◆ **Prompt**:
Pull every line containing the word "color" from the records.
----------------------------------------
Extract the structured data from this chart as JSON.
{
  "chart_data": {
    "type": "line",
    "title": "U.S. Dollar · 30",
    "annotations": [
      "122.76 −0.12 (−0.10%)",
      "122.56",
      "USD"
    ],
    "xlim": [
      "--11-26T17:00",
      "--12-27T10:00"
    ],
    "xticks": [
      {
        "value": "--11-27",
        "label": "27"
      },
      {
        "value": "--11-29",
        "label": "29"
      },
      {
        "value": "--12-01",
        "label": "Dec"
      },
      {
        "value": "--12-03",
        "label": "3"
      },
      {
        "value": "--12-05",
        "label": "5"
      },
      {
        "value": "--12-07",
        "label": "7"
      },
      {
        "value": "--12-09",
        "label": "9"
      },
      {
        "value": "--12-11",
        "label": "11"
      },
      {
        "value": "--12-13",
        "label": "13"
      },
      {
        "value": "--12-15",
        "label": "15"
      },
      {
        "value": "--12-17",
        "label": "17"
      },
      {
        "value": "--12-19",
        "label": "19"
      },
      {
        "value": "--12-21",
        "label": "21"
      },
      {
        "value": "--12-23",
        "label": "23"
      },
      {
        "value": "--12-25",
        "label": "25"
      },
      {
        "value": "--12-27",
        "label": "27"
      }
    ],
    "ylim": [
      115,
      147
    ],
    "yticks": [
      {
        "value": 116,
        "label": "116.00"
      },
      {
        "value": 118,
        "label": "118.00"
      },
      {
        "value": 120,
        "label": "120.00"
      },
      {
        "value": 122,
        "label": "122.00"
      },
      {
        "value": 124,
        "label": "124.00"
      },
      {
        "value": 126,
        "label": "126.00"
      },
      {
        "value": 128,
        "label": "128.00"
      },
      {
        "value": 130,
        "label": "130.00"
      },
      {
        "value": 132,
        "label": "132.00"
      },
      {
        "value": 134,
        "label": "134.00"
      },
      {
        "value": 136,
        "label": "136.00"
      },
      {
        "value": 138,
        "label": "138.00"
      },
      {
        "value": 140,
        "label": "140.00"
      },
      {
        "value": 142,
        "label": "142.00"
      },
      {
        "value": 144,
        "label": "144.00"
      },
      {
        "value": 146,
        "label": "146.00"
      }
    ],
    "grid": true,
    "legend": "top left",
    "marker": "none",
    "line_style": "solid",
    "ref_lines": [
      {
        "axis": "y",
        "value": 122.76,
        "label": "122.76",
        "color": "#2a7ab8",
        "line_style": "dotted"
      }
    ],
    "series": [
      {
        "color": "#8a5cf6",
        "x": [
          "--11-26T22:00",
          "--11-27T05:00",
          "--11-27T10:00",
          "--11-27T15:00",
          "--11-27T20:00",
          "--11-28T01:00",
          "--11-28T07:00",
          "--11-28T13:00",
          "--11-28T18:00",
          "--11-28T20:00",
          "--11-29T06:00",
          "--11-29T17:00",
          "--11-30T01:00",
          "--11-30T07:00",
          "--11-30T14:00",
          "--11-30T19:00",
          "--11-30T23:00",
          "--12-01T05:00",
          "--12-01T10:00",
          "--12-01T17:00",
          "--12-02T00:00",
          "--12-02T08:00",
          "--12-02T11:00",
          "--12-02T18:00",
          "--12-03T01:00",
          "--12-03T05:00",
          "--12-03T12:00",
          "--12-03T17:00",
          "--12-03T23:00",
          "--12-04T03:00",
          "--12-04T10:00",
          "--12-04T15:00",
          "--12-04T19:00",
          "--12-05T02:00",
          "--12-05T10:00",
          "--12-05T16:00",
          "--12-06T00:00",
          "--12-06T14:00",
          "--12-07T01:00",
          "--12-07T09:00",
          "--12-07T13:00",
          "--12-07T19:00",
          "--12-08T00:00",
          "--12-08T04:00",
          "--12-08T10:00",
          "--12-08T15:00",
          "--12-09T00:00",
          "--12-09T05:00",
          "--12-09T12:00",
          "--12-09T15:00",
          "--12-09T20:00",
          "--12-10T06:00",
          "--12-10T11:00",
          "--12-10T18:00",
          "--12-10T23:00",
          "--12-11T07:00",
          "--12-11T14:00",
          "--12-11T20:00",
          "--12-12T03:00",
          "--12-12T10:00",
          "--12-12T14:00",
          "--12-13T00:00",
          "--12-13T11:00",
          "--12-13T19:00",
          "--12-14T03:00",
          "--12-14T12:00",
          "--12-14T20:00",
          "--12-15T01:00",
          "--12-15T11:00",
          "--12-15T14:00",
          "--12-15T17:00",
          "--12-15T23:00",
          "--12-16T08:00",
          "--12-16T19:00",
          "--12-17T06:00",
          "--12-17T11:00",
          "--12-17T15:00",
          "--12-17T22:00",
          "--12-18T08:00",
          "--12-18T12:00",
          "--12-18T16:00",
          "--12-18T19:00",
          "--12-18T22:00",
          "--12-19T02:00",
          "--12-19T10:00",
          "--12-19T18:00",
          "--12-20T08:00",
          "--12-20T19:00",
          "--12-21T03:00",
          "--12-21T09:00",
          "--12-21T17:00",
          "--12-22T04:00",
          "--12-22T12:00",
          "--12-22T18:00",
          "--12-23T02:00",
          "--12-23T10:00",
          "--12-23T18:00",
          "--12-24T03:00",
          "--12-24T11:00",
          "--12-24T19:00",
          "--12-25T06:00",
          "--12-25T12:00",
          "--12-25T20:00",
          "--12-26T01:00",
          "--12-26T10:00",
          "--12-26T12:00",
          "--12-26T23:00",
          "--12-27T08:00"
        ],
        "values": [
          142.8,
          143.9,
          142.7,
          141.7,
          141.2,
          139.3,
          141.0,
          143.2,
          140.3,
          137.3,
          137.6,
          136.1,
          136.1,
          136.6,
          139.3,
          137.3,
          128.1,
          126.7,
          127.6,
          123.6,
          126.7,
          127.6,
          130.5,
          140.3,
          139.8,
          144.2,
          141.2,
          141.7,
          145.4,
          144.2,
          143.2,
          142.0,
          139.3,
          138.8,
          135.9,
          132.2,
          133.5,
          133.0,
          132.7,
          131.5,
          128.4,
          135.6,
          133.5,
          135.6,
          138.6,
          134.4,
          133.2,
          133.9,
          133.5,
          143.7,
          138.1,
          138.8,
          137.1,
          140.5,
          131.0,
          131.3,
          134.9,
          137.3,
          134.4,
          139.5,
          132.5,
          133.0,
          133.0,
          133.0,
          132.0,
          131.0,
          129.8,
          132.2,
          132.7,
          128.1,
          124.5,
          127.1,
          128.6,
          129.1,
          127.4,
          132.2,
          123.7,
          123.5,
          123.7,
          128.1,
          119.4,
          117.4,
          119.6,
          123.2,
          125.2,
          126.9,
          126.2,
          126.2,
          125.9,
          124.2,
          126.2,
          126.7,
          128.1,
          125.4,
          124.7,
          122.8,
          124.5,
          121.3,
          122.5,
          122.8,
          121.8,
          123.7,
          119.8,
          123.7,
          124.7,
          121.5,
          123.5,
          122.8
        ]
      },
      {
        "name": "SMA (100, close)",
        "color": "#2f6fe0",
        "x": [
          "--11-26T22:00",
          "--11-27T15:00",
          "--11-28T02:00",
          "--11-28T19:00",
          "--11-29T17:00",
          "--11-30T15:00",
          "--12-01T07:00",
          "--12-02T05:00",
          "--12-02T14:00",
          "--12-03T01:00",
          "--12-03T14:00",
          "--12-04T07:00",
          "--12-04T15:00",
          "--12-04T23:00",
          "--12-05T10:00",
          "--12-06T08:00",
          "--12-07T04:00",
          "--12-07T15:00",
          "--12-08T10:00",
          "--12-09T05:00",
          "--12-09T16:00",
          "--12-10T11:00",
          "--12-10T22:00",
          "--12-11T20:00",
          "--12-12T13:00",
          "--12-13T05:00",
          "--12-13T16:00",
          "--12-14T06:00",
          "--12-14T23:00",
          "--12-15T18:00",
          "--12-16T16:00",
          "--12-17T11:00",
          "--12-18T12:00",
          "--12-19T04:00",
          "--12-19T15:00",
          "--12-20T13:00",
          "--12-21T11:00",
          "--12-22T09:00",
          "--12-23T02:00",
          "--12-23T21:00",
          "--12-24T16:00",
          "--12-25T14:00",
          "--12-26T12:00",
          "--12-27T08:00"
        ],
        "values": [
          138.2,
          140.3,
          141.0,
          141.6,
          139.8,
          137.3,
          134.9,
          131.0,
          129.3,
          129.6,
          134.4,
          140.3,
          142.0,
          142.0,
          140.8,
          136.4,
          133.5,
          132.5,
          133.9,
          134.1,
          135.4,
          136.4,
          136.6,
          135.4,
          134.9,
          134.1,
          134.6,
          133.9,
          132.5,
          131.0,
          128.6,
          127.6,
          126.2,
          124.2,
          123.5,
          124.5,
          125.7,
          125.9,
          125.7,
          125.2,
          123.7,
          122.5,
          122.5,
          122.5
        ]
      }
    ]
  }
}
----------------------------------------
◆ **Result for this task**:
        "color": "#2a7ab8",
        "color": "#8a5cf6",
        "color": "#2f6fe0",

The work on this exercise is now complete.